Below are some records: retype them all exactly, but not the pictures.

[Data entries]
Begin

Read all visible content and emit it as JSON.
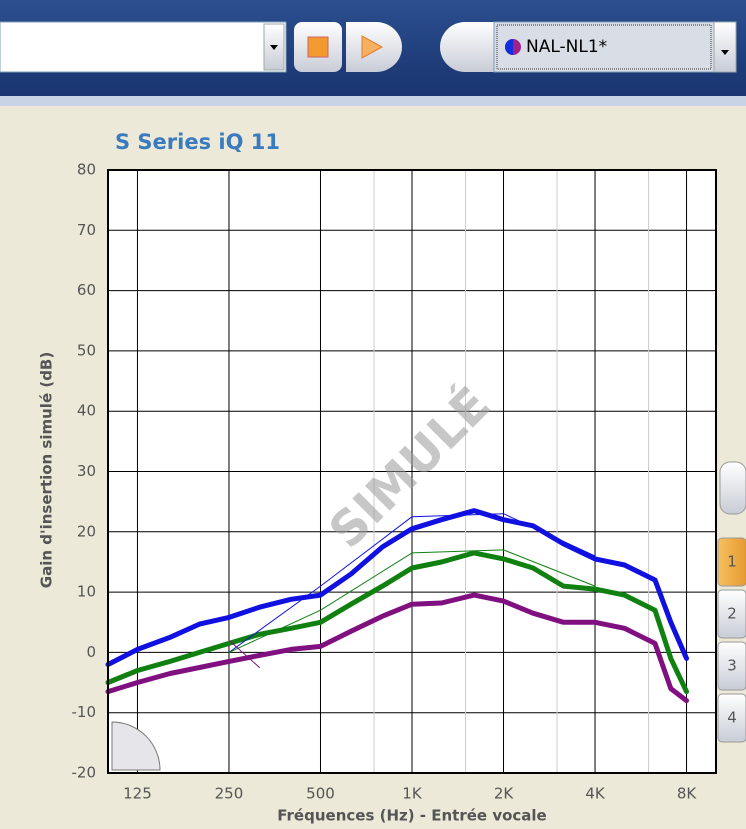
{
  "toolbar": {
    "preset": "NAL-NL1*"
  },
  "side_tabs": [
    "1",
    "2",
    "3",
    "4"
  ],
  "chart_data": {
    "type": "line",
    "title": "S Series iQ 11",
    "ylabel": "Gain d'insertion simulé (dB)",
    "xlabel": "Fréquences (Hz) - Entrée vocale",
    "watermark": "SIMULÉ",
    "xscale": "log",
    "xlim": [
      100,
      10000
    ],
    "xticks": [
      125,
      250,
      500,
      {
        "value": 1000,
        "label": "1K"
      },
      {
        "value": 2000,
        "label": "2K"
      },
      {
        "value": 4000,
        "label": "4K"
      },
      {
        "value": 8000,
        "label": "8K"
      }
    ],
    "xminor": [
      750,
      1500,
      3000,
      6000
    ],
    "ylim": [
      -20,
      80
    ],
    "yticks": [
      -20,
      -10,
      0,
      10,
      20,
      30,
      40,
      50,
      60,
      70,
      80
    ],
    "grid": true,
    "x": [
      100,
      125,
      160,
      200,
      250,
      315,
      400,
      500,
      630,
      800,
      1000,
      1250,
      1600,
      2000,
      2500,
      3150,
      4000,
      5000,
      6300,
      7100,
      8000
    ],
    "series": [
      {
        "color": "#1010e0",
        "linewidth": 5,
        "values": [
          -2,
          0.5,
          2.5,
          4.7,
          5.8,
          7.5,
          8.8,
          9.5,
          13,
          17.5,
          20.5,
          22,
          23.5,
          22,
          21,
          18,
          15.5,
          14.5,
          12,
          5,
          -1
        ]
      },
      {
        "color": "#108010",
        "linewidth": 5,
        "values": [
          -5,
          -3,
          -1.5,
          0,
          1.5,
          3,
          4,
          5,
          8,
          11,
          14,
          15,
          16.5,
          15.5,
          14,
          11,
          10.5,
          9.5,
          7,
          -1,
          -6.5
        ]
      },
      {
        "color": "#801080",
        "linewidth": 5,
        "values": [
          -6.5,
          -5,
          -3.5,
          -2.5,
          -1.5,
          -0.5,
          0.5,
          1,
          3.5,
          6,
          8,
          8.2,
          9.5,
          8.5,
          6.5,
          5,
          5,
          4,
          1.5,
          -6,
          -8
        ]
      },
      {
        "color": "#1010e0",
        "linewidth": 1,
        "x": [
          250,
          500,
          1000,
          2000,
          4000
        ],
        "values": [
          0,
          11,
          22.5,
          23,
          16
        ]
      },
      {
        "color": "#108010",
        "linewidth": 1,
        "x": [
          250,
          500,
          1000,
          2000,
          4000
        ],
        "values": [
          0,
          7,
          16.5,
          17,
          11
        ]
      },
      {
        "color": "#801080",
        "linewidth": 1,
        "x": [
          250,
          315
        ],
        "values": [
          2,
          -2.5
        ]
      }
    ]
  }
}
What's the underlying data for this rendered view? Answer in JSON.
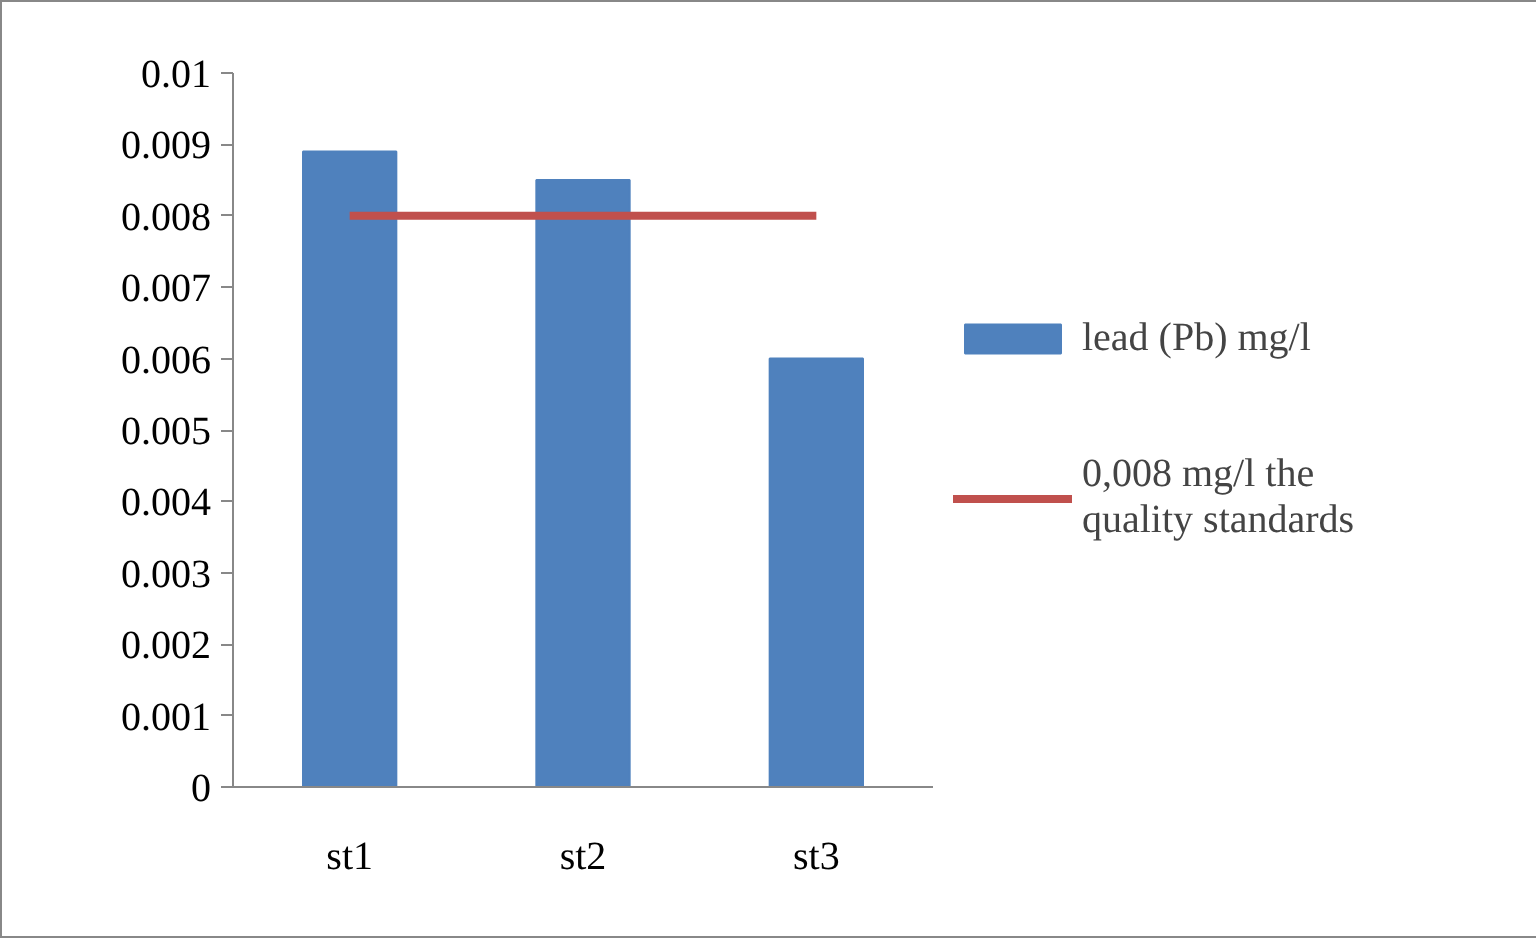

End

*Response to this task*.
Read all visible content and emit it as JSON.
{
  "toolbar": {
    "preset": "NAL-NL1*"
  },
  "side_tabs": [
    "1",
    "2",
    "3",
    "4"
  ],
  "chart_data": {
    "type": "line",
    "title": "S Series iQ 11",
    "ylabel": "Gain d'insertion simulé (dB)",
    "xlabel": "Fréquences (Hz) - Entrée vocale",
    "watermark": "SIMULÉ",
    "xscale": "log",
    "xlim": [
      100,
      10000
    ],
    "xticks": [
      125,
      250,
      500,
      {
        "value": 1000,
        "label": "1K"
      },
      {
        "value": 2000,
        "label": "2K"
      },
      {
        "value": 4000,
        "label": "4K"
      },
      {
        "value": 8000,
        "label": "8K"
      }
    ],
    "xminor": [
      750,
      1500,
      3000,
      6000
    ],
    "ylim": [
      -20,
      80
    ],
    "yticks": [
      -20,
      -10,
      0,
      10,
      20,
      30,
      40,
      50,
      60,
      70,
      80
    ],
    "grid": true,
    "x": [
      100,
      125,
      160,
      200,
      250,
      315,
      400,
      500,
      630,
      800,
      1000,
      1250,
      1600,
      2000,
      2500,
      3150,
      4000,
      5000,
      6300,
      7100,
      8000
    ],
    "series": [
      {
        "color": "#1010e0",
        "linewidth": 5,
        "values": [
          -2,
          0.5,
          2.5,
          4.7,
          5.8,
          7.5,
          8.8,
          9.5,
          13,
          17.5,
          20.5,
          22,
          23.5,
          22,
          21,
          18,
          15.5,
          14.5,
          12,
          5,
          -1
        ]
      },
      {
        "color": "#108010",
        "linewidth": 5,
        "values": [
          -5,
          -3,
          -1.5,
          0,
          1.5,
          3,
          4,
          5,
          8,
          11,
          14,
          15,
          16.5,
          15.5,
          14,
          11,
          10.5,
          9.5,
          7,
          -1,
          -6.5
        ]
      },
      {
        "color": "#801080",
        "linewidth": 5,
        "values": [
          -6.5,
          -5,
          -3.5,
          -2.5,
          -1.5,
          -0.5,
          0.5,
          1,
          3.5,
          6,
          8,
          8.2,
          9.5,
          8.5,
          6.5,
          5,
          5,
          4,
          1.5,
          -6,
          -8
        ]
      },
      {
        "color": "#1010e0",
        "linewidth": 1,
        "x": [
          250,
          500,
          1000,
          2000,
          4000
        ],
        "values": [
          0,
          11,
          22.5,
          23,
          16
        ]
      },
      {
        "color": "#108010",
        "linewidth": 1,
        "x": [
          250,
          500,
          1000,
          2000,
          4000
        ],
        "values": [
          0,
          7,
          16.5,
          17,
          11
        ]
      },
      {
        "color": "#801080",
        "linewidth": 1,
        "x": [
          250,
          315
        ],
        "values": [
          2,
          -2.5
        ]
      }
    ]
  }
}
What's the underlying data for this rendered view? Answer in JSON.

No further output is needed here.